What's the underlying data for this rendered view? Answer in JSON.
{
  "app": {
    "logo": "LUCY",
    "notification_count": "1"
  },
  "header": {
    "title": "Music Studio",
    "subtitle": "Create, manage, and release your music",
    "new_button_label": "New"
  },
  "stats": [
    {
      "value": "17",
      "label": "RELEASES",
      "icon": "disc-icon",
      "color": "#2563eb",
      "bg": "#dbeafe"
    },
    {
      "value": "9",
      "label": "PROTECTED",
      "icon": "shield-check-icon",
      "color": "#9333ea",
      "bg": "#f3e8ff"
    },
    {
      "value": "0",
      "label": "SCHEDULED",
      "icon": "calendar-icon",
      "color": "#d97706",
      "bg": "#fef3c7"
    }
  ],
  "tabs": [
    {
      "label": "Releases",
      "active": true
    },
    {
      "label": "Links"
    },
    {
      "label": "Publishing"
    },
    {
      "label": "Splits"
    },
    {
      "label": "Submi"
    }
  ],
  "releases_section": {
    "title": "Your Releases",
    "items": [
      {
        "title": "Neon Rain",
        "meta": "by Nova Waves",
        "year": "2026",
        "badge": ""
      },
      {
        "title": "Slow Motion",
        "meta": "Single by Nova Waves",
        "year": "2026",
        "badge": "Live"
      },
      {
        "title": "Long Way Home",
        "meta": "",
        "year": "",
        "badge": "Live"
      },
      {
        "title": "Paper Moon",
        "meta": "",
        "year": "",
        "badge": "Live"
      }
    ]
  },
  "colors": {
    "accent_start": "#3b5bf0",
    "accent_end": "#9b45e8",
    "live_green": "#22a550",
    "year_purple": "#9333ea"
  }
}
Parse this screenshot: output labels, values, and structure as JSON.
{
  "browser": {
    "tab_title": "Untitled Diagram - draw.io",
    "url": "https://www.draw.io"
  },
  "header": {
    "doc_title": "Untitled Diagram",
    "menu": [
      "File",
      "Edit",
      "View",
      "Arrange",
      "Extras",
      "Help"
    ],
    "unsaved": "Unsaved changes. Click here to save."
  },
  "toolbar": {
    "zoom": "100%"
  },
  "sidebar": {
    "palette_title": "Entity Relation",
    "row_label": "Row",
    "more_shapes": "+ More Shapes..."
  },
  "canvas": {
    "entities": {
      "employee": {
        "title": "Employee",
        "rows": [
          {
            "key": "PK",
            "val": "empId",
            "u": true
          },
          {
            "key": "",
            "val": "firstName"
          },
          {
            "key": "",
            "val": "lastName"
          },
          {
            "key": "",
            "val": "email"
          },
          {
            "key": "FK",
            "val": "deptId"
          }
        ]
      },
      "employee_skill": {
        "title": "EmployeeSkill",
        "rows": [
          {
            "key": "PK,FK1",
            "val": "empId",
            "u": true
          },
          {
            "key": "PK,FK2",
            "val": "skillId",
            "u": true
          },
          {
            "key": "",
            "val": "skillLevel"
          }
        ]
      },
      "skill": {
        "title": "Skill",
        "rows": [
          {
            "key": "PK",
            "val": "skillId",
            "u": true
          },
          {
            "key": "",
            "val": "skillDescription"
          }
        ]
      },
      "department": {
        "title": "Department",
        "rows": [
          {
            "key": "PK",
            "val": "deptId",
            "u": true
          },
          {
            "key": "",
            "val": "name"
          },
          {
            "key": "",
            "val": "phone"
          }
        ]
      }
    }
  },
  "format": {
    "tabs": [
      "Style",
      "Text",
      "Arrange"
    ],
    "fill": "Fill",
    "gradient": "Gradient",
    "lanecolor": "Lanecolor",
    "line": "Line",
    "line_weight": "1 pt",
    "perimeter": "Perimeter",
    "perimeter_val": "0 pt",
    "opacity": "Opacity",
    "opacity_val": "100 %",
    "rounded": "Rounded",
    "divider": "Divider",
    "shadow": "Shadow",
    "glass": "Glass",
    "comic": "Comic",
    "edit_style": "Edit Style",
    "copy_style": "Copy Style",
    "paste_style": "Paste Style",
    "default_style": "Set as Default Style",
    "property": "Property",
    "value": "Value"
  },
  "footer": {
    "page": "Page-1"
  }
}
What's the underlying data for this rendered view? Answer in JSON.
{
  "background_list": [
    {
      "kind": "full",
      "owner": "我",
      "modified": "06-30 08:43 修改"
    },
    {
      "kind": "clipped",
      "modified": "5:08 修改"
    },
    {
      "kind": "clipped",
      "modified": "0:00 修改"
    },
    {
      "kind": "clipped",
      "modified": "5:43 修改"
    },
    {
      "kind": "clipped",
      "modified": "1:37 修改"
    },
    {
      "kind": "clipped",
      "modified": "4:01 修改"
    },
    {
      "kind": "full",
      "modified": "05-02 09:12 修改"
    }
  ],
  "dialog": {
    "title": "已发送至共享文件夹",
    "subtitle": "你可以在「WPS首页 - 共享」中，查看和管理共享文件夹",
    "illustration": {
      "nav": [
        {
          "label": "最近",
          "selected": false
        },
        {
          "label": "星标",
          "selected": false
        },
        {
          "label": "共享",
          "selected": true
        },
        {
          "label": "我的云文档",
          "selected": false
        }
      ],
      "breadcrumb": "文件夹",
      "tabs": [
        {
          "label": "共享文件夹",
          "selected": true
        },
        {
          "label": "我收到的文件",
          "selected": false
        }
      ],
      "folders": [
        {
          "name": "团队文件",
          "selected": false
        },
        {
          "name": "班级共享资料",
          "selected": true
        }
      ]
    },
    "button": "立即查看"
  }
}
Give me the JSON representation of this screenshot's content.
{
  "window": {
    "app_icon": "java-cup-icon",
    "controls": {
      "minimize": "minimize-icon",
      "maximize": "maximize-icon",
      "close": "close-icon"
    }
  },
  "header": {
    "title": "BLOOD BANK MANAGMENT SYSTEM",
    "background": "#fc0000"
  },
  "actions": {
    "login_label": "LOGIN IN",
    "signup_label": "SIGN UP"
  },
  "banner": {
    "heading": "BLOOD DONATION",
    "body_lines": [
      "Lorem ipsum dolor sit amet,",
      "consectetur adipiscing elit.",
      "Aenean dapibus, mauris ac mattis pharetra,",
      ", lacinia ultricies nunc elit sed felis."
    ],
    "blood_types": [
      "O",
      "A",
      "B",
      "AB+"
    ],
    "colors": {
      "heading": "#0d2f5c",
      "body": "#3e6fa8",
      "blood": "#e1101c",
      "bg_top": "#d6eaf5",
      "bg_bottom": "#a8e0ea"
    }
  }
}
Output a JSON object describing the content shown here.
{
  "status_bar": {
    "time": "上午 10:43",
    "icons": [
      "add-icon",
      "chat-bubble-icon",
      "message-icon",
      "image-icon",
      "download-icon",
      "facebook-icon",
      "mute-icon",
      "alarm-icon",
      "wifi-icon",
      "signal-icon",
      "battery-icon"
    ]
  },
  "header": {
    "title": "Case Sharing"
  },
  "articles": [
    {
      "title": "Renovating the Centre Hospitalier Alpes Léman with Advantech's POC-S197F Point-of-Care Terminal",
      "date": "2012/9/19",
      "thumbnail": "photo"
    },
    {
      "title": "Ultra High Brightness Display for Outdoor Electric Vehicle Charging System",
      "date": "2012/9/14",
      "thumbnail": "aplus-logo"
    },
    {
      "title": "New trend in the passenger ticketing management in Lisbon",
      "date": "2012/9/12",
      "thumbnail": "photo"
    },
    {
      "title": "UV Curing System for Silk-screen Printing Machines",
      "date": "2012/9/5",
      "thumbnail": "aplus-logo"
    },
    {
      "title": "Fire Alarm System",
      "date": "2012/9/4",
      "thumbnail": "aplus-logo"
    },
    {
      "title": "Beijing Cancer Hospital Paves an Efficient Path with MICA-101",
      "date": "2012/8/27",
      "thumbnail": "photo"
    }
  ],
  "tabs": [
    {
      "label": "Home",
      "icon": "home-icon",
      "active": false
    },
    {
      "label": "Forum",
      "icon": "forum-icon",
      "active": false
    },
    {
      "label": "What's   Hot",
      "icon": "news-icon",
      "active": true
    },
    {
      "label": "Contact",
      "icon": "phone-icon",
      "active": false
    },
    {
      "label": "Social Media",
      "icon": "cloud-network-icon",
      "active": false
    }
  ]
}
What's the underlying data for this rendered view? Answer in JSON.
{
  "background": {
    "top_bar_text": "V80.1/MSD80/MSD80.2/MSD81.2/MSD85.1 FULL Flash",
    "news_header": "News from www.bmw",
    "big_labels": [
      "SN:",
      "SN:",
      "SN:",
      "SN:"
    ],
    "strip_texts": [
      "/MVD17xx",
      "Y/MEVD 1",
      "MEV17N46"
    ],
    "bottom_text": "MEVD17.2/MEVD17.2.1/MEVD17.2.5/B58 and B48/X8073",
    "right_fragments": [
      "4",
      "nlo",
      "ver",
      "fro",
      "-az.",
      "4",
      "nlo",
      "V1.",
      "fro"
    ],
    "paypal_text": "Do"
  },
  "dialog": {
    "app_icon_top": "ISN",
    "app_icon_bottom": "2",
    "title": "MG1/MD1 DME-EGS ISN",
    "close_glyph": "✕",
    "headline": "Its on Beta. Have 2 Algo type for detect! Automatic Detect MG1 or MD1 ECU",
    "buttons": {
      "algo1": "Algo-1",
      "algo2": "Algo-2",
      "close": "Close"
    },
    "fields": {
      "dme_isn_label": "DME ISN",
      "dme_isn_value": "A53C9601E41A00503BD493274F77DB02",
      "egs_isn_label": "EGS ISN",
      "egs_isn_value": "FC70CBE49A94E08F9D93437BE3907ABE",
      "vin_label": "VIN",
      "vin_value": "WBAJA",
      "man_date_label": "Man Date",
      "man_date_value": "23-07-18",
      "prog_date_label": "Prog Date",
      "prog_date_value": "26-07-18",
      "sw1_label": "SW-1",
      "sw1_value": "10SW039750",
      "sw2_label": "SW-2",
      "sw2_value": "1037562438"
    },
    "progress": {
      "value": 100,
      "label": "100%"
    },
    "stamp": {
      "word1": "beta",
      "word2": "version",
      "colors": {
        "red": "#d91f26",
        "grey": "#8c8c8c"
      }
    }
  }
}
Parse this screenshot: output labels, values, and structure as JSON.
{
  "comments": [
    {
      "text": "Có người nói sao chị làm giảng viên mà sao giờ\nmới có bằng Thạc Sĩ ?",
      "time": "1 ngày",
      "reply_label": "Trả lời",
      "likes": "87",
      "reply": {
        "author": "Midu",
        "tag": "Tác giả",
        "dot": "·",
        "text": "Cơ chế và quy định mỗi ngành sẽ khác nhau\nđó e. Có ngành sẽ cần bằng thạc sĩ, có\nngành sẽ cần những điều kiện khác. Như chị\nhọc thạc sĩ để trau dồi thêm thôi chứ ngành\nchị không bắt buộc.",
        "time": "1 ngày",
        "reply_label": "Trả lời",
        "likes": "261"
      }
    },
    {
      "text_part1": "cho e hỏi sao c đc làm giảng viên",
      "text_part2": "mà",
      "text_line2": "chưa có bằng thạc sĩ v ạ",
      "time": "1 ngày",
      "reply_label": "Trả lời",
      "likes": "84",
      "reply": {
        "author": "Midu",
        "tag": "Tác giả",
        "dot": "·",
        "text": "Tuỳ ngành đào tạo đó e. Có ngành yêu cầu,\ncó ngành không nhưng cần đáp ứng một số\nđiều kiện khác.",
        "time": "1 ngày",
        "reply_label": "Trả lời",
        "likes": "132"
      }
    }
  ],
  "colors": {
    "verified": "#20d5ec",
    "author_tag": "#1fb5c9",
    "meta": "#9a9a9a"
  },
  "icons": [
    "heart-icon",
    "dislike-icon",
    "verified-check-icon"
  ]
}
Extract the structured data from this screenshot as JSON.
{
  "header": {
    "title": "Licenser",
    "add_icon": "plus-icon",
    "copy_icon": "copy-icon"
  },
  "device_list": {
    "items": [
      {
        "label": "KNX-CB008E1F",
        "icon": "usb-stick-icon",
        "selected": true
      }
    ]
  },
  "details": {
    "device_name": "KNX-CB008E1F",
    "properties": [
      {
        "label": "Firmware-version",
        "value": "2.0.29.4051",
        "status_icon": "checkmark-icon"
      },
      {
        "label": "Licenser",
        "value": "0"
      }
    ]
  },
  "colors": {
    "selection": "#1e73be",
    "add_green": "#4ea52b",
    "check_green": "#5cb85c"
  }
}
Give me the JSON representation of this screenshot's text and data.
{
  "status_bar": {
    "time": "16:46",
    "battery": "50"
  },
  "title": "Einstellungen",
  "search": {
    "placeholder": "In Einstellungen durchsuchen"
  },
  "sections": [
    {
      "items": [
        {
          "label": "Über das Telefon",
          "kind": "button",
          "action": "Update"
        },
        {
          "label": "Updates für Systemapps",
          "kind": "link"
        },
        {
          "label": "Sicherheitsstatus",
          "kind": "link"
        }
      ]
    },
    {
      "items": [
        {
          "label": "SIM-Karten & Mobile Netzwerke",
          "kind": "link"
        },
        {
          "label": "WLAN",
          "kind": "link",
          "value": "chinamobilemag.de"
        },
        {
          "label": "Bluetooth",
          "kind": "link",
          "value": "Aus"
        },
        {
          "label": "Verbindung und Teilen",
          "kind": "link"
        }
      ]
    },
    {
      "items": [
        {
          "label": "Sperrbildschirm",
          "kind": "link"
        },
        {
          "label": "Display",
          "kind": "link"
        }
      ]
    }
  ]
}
• • •
# REQUIREMENT:
Pick out the lines containing the string "subtitle".

# TASK OUTPUT:
    "subtitle": "Create, manage, and release your music",
    "subtitle": "你可以在「WPS首页 - 共享」中，查看和管理共享文件夹",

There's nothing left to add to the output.